> _AVAILABLE RECORDS_:

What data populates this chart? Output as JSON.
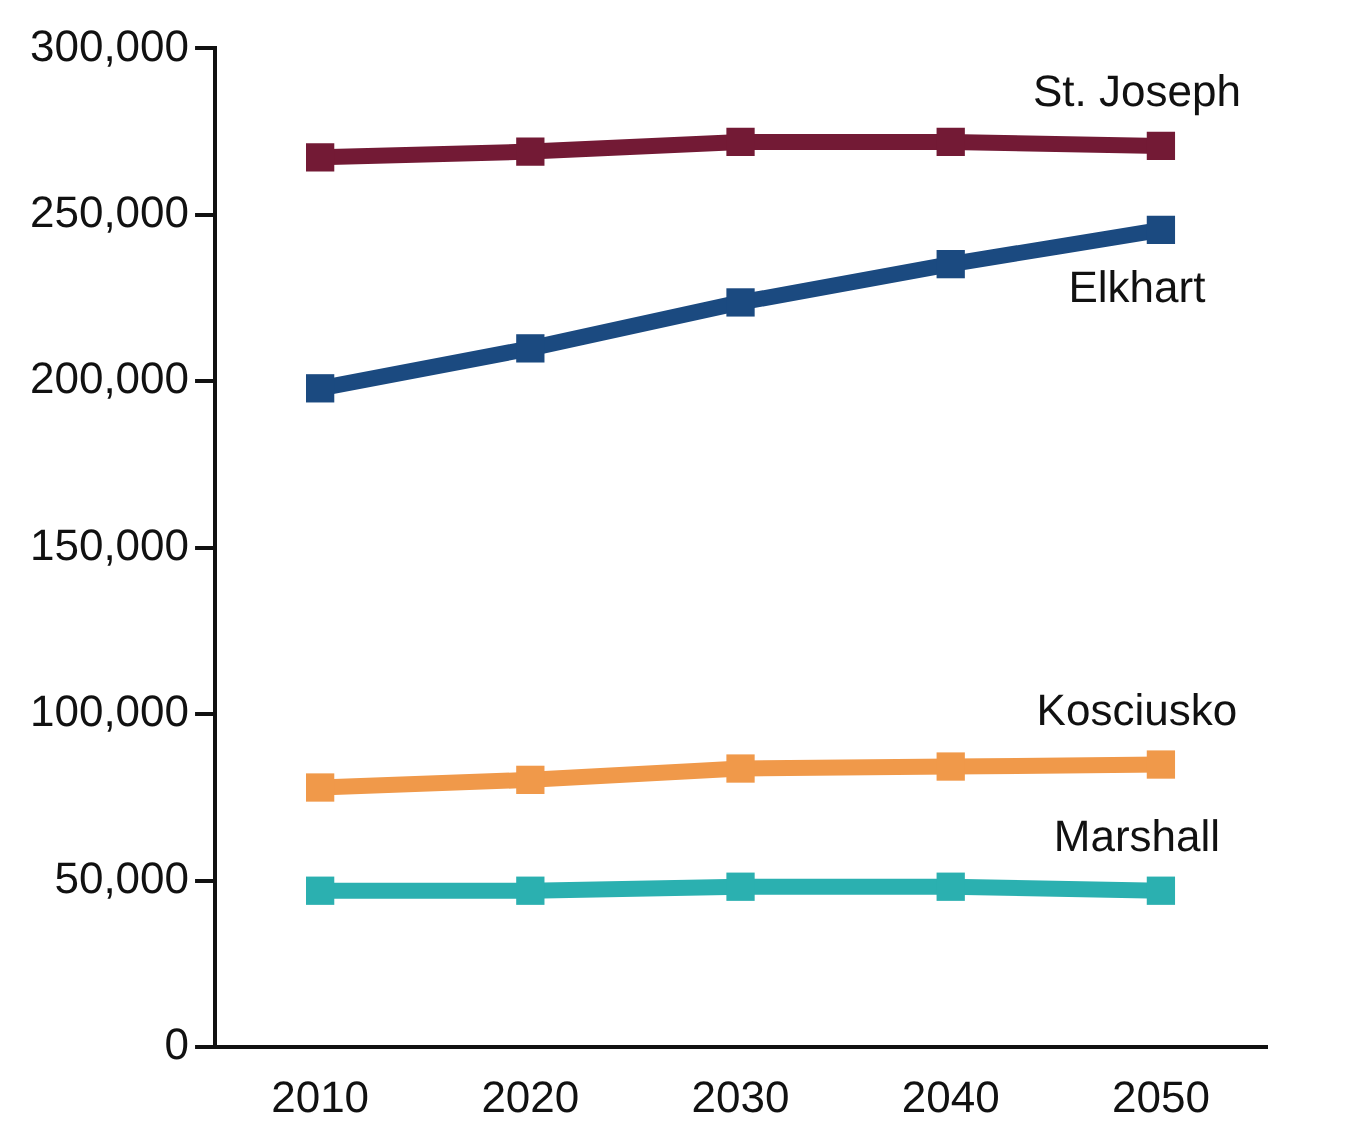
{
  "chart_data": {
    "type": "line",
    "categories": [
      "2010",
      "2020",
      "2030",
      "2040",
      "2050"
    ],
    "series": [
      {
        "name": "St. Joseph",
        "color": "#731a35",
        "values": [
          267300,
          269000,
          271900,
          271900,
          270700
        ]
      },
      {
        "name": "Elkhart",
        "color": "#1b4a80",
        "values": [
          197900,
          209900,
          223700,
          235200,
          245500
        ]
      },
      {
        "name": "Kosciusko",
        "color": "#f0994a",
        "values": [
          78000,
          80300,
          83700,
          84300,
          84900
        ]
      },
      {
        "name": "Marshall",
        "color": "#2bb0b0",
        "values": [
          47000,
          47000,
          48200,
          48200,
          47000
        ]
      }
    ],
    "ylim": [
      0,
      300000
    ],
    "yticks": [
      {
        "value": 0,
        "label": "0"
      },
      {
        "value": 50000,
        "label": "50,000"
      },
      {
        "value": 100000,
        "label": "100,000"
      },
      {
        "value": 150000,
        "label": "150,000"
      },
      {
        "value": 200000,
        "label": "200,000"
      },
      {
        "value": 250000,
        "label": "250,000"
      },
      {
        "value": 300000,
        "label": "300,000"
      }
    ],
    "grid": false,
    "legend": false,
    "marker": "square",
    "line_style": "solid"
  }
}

> _INSTRUCTIONS TO FOLLOW_:
In your copy, repeat each record exactly and include no pictures.

> _WRITTEN RESPONSE_:
What data populates this chart? Output as JSON.
{
  "chart_data": {
    "type": "line",
    "categories": [
      "2010",
      "2020",
      "2030",
      "2040",
      "2050"
    ],
    "series": [
      {
        "name": "St. Joseph",
        "color": "#731a35",
        "values": [
          267300,
          269000,
          271900,
          271900,
          270700
        ]
      },
      {
        "name": "Elkhart",
        "color": "#1b4a80",
        "values": [
          197900,
          209900,
          223700,
          235200,
          245500
        ]
      },
      {
        "name": "Kosciusko",
        "color": "#f0994a",
        "values": [
          78000,
          80300,
          83700,
          84300,
          84900
        ]
      },
      {
        "name": "Marshall",
        "color": "#2bb0b0",
        "values": [
          47000,
          47000,
          48200,
          48200,
          47000
        ]
      }
    ],
    "ylim": [
      0,
      300000
    ],
    "yticks": [
      {
        "value": 0,
        "label": "0"
      },
      {
        "value": 50000,
        "label": "50,000"
      },
      {
        "value": 100000,
        "label": "100,000"
      },
      {
        "value": 150000,
        "label": "150,000"
      },
      {
        "value": 200000,
        "label": "200,000"
      },
      {
        "value": 250000,
        "label": "250,000"
      },
      {
        "value": 300000,
        "label": "300,000"
      }
    ],
    "grid": false,
    "legend": false,
    "marker": "square",
    "line_style": "solid"
  }
}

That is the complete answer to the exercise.